[GIVEN PROBLEM] Using the listing below, copy every line that mentions "queso".

Dataset excerpt:
○ ○ ○

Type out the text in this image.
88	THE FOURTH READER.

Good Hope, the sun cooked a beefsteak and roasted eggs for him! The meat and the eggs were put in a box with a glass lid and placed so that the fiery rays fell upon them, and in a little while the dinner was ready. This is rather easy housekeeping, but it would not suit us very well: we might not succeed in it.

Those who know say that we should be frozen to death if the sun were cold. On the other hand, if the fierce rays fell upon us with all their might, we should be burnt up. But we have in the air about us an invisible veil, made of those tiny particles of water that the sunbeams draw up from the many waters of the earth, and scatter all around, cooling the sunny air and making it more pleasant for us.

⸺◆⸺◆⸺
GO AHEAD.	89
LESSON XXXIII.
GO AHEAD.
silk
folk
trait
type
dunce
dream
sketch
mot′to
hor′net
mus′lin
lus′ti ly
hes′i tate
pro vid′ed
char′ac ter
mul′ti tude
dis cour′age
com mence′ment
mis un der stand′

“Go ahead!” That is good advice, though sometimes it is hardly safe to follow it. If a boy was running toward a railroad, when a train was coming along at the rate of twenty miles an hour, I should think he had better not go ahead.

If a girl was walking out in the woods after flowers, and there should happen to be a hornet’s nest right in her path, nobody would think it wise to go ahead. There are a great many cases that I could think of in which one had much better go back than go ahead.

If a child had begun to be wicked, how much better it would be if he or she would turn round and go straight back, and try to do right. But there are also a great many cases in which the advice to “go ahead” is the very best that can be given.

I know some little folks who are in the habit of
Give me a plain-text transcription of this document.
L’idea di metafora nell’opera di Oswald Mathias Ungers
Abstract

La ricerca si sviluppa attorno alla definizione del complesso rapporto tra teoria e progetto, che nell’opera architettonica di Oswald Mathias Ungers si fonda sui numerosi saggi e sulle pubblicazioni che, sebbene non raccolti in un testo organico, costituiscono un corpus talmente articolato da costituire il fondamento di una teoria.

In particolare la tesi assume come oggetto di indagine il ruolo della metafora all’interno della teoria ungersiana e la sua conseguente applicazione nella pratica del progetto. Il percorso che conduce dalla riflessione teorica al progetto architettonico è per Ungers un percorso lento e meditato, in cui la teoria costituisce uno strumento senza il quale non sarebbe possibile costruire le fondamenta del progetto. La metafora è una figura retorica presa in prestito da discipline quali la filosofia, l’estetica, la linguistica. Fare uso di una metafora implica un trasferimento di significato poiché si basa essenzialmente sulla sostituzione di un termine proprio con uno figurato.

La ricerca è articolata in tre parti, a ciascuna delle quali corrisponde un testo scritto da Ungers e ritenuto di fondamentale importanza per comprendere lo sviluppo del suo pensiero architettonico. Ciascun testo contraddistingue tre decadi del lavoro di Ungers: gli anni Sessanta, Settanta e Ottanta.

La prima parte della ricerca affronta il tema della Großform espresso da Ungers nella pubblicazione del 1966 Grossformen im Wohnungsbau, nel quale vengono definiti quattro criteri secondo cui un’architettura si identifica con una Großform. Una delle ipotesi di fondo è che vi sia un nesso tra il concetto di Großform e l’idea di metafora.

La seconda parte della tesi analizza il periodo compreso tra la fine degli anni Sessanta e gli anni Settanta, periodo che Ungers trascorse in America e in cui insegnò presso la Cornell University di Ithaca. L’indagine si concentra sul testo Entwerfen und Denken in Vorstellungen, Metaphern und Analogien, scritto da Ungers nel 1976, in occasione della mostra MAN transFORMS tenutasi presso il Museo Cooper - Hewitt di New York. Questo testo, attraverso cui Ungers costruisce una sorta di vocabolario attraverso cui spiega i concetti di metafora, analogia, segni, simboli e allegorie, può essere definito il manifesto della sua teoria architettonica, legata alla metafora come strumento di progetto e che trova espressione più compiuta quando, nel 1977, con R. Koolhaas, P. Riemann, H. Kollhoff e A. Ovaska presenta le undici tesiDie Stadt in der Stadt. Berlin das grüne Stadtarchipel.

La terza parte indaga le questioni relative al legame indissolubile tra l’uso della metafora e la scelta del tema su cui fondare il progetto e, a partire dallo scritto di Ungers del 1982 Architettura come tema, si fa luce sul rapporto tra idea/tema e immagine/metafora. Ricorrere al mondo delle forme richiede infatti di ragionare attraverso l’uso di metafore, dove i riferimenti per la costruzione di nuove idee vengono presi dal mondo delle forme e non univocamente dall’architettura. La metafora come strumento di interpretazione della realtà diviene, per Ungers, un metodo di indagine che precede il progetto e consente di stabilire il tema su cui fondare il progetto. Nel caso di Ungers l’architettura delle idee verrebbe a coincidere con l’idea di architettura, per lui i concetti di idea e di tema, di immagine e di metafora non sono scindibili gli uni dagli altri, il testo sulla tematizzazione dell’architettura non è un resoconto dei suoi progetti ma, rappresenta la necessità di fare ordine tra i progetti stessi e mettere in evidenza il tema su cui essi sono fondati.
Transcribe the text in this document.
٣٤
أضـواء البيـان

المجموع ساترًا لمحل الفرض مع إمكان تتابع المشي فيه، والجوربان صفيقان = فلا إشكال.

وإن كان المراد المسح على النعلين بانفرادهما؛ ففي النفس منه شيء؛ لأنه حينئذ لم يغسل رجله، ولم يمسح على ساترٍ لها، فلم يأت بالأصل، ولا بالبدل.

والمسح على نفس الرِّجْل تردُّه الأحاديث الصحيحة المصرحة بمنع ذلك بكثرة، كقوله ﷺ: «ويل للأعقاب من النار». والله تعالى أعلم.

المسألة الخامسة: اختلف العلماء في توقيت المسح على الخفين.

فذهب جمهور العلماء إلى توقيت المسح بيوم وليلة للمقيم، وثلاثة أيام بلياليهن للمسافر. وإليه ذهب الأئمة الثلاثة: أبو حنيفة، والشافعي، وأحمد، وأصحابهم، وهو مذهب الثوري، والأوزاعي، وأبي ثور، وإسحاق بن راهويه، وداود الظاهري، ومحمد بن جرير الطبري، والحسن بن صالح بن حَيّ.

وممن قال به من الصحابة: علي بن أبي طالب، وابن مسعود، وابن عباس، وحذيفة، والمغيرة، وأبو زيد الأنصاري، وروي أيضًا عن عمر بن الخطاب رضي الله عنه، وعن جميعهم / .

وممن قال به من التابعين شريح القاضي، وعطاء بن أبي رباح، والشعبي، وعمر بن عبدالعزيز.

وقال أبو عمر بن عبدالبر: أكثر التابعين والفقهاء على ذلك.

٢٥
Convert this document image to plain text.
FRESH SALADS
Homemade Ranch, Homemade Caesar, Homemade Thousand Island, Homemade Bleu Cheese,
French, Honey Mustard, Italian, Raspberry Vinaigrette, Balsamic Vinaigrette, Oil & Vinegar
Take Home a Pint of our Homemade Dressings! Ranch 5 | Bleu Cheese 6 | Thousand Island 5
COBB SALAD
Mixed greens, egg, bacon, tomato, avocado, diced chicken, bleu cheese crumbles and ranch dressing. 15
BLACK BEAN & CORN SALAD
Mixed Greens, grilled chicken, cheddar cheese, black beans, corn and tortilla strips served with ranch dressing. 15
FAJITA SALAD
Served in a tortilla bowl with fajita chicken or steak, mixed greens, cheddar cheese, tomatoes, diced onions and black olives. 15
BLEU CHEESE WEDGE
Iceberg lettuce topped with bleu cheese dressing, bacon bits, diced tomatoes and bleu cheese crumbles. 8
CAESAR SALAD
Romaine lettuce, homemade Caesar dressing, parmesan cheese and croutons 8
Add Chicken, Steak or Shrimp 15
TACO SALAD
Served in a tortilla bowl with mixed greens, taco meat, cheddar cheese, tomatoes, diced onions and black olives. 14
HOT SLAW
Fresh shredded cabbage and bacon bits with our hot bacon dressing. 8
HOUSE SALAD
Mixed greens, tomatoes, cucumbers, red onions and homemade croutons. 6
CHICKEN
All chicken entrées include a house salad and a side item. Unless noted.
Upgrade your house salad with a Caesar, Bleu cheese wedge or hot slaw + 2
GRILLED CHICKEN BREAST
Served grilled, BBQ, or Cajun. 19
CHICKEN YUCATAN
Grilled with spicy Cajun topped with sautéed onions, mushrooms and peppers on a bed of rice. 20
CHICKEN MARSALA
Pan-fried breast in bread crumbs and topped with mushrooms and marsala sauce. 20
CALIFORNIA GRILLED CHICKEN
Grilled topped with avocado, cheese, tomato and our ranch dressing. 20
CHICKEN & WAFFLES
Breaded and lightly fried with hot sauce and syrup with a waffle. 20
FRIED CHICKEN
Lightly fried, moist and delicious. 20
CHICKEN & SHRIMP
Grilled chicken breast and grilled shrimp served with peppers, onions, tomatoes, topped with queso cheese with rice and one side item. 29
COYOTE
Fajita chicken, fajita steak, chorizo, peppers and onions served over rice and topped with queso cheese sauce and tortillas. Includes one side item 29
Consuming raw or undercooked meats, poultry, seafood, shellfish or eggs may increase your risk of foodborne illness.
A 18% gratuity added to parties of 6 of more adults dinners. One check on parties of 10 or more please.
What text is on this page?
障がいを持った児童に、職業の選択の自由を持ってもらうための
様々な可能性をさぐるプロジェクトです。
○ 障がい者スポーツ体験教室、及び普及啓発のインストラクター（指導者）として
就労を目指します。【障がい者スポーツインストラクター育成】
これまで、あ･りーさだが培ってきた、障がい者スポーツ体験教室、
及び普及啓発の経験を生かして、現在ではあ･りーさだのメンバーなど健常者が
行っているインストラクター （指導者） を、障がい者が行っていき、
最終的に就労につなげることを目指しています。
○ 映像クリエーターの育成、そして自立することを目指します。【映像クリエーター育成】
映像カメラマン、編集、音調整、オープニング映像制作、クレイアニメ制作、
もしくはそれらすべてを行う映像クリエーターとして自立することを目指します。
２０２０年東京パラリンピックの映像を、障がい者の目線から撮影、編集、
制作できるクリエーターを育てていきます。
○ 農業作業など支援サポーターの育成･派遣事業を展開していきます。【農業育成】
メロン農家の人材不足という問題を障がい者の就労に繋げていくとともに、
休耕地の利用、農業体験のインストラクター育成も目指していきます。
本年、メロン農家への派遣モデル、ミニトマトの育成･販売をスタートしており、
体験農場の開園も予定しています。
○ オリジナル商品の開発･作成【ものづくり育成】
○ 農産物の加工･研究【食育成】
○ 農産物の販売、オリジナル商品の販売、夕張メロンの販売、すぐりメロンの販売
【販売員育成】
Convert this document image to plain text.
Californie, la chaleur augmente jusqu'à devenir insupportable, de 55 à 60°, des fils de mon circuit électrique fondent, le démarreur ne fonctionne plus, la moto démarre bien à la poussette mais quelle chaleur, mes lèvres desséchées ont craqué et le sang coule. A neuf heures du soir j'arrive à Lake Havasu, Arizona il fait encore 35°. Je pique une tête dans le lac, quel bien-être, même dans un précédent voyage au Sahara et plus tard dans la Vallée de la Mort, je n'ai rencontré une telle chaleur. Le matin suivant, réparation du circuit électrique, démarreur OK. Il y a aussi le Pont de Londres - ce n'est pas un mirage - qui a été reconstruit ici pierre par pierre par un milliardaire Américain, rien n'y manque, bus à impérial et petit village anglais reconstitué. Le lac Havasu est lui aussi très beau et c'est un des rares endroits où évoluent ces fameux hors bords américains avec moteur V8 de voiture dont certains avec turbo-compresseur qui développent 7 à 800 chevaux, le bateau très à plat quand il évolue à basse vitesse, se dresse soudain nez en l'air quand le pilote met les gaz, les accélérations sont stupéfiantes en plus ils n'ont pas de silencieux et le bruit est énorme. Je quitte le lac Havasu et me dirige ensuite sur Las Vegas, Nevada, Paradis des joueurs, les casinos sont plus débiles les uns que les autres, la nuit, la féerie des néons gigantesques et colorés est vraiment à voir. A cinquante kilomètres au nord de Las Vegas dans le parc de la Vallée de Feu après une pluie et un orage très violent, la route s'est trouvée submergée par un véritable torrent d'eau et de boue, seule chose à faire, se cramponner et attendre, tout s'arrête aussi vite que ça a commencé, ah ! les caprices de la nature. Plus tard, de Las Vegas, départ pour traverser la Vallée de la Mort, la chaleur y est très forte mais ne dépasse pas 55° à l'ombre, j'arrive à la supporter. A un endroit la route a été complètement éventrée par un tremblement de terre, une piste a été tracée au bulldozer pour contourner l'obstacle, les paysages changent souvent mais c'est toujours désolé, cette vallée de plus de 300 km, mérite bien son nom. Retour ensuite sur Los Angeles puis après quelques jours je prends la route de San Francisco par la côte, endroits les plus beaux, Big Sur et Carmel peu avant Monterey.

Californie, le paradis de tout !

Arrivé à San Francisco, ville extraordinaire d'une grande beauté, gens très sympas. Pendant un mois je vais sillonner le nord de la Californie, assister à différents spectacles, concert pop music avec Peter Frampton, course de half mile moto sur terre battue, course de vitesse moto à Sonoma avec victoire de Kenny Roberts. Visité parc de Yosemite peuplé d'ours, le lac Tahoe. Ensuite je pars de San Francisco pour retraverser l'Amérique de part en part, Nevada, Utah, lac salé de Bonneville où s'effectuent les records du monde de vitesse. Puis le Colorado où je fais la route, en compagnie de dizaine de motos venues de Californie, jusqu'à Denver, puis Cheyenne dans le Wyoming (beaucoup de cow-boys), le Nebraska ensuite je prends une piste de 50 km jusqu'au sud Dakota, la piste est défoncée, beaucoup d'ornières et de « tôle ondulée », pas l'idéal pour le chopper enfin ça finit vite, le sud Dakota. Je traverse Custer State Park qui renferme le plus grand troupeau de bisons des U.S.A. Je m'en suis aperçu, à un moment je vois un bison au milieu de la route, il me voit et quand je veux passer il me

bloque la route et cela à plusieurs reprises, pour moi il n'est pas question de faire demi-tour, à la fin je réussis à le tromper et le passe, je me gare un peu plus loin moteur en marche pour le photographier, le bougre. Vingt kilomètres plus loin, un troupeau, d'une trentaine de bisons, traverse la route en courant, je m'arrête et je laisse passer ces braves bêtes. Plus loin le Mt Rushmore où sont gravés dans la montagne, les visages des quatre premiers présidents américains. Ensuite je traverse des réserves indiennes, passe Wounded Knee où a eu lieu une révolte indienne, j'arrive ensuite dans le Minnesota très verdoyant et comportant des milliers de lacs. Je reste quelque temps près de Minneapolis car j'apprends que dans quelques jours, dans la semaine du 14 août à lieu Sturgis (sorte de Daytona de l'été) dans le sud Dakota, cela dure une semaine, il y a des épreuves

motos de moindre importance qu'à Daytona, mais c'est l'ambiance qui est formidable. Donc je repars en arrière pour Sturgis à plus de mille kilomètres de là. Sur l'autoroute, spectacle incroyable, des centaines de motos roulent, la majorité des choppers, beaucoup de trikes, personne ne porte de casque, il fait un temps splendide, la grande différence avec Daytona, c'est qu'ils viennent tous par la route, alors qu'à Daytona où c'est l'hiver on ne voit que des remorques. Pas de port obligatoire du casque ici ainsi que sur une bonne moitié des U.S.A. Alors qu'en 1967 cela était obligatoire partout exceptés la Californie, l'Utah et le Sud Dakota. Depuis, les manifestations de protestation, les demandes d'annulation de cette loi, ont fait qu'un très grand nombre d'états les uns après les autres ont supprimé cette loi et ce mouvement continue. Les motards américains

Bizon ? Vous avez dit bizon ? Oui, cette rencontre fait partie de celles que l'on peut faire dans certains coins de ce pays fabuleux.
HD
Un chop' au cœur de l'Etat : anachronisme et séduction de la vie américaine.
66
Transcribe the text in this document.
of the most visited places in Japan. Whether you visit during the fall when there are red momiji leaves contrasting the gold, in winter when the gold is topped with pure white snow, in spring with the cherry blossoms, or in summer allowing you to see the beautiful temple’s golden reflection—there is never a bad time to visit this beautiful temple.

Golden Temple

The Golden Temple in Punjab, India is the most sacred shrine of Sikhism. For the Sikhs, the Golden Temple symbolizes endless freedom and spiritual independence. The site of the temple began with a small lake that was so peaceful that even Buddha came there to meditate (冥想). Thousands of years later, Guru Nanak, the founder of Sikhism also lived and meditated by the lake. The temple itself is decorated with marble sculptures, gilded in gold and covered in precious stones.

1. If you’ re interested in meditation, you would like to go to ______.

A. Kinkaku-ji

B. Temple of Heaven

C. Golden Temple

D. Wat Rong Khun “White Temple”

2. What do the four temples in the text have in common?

○ ○ ○

[TASK RESPONSE]
Grilled chicken breast and grilled shrimp served with peppers, onions, tomatoes, topped with queso cheese with rice and one side item. 29
Fajita chicken, fajita steak, chorizo, peppers and onions served over rice and topped with queso cheese sauce and tortillas. Includes one side item 29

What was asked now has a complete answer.